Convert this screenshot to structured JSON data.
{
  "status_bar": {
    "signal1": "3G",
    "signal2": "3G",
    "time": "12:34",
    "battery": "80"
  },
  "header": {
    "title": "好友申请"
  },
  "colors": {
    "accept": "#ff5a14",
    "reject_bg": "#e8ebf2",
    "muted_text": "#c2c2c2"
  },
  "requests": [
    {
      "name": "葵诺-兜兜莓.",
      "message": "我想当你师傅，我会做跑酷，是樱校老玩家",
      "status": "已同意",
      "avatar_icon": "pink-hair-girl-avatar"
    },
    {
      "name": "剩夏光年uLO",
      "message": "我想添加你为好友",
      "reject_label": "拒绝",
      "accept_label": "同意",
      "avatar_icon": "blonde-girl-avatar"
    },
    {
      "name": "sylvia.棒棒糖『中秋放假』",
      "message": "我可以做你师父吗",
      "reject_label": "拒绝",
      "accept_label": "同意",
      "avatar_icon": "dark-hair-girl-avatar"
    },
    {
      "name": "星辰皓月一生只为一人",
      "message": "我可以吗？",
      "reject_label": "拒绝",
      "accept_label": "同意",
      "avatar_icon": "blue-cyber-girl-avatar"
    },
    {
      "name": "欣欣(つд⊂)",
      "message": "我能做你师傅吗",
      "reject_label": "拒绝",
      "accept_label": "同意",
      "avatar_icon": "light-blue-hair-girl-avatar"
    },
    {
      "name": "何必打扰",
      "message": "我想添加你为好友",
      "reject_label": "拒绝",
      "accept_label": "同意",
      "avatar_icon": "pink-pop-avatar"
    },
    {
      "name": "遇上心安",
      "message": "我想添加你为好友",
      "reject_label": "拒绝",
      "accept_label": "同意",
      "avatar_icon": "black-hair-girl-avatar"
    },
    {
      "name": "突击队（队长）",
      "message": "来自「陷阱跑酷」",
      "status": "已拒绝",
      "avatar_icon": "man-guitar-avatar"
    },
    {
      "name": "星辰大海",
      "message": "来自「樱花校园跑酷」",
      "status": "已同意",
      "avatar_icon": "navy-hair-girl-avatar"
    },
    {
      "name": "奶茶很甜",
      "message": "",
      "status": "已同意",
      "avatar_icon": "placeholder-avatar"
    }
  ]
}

__REQUIRED TASK__. Each entry above is to be printed again exactly.

__EXERCISE RESPONSE__.
Convert this screenshot to structured JSON data.
{
  "status_bar": {
    "signal1": "3G",
    "signal2": "3G",
    "time": "12:34",
    "battery": "80"
  },
  "header": {
    "title": "好友申请"
  },
  "colors": {
    "accept": "#ff5a14",
    "reject_bg": "#e8ebf2",
    "muted_text": "#c2c2c2"
  },
  "requests": [
    {
      "name": "葵诺-兜兜莓.",
      "message": "我想当你师傅，我会做跑酷，是樱校老玩家",
      "status": "已同意",
      "avatar_icon": "pink-hair-girl-avatar"
    },
    {
      "name": "剩夏光年uLO",
      "message": "我想添加你为好友",
      "reject_label": "拒绝",
      "accept_label": "同意",
      "avatar_icon": "blonde-girl-avatar"
    },
    {
      "name": "sylvia.棒棒糖『中秋放假』",
      "message": "我可以做你师父吗",
      "reject_label": "拒绝",
      "accept_label": "同意",
      "avatar_icon": "dark-hair-girl-avatar"
    },
    {
      "name": "星辰皓月一生只为一人",
      "message": "我可以吗？",
      "reject_label": "拒绝",
      "accept_label": "同意",
      "avatar_icon": "blue-cyber-girl-avatar"
    },
    {
      "name": "欣欣(つд⊂)",
      "message": "我能做你师傅吗",
      "reject_label": "拒绝",
      "accept_label": "同意",
      "avatar_icon": "light-blue-hair-girl-avatar"
    },
    {
      "name": "何必打扰",
      "message": "我想添加你为好友",
      "reject_label": "拒绝",
      "accept_label": "同意",
      "avatar_icon": "pink-pop-avatar"
    },
    {
      "name": "遇上心安",
      "message": "我想添加你为好友",
      "reject_label": "拒绝",
      "accept_label": "同意",
      "avatar_icon": "black-hair-girl-avatar"
    },
    {
      "name": "突击队（队长）",
      "message": "来自「陷阱跑酷」",
      "status": "已拒绝",
      "avatar_icon": "man-guitar-avatar"
    },
    {
      "name": "星辰大海",
      "message": "来自「樱花校园跑酷」",
      "status": "已同意",
      "avatar_icon": "navy-hair-girl-avatar"
    },
    {
      "name": "奶茶很甜",
      "message": "",
      "status": "已同意",
      "avatar_icon": "placeholder-avatar"
    }
  ]
}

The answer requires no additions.